(Dataset entries)
--- start ---

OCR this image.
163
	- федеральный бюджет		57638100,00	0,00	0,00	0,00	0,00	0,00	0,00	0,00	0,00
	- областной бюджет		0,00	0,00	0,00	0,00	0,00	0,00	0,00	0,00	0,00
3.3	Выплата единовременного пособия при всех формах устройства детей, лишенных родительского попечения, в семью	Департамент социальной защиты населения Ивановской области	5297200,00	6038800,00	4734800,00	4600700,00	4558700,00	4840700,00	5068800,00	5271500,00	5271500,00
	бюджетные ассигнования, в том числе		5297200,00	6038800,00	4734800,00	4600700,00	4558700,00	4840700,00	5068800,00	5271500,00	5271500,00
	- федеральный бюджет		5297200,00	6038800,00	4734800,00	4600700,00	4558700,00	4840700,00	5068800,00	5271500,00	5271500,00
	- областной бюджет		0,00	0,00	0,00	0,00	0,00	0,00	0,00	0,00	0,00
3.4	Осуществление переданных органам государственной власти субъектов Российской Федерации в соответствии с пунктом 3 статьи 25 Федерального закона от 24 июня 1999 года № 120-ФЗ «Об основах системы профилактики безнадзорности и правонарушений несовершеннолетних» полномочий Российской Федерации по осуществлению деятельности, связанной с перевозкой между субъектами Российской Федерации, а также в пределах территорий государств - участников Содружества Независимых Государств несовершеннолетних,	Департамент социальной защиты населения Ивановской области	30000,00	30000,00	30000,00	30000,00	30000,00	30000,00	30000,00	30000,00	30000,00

--- end ---

▶ _DIRECTIONS FOR THIS TASK_
Among the entries above, how many lines include the word "федеральный"? Give the number with no comment.

▶ _REPLY_
2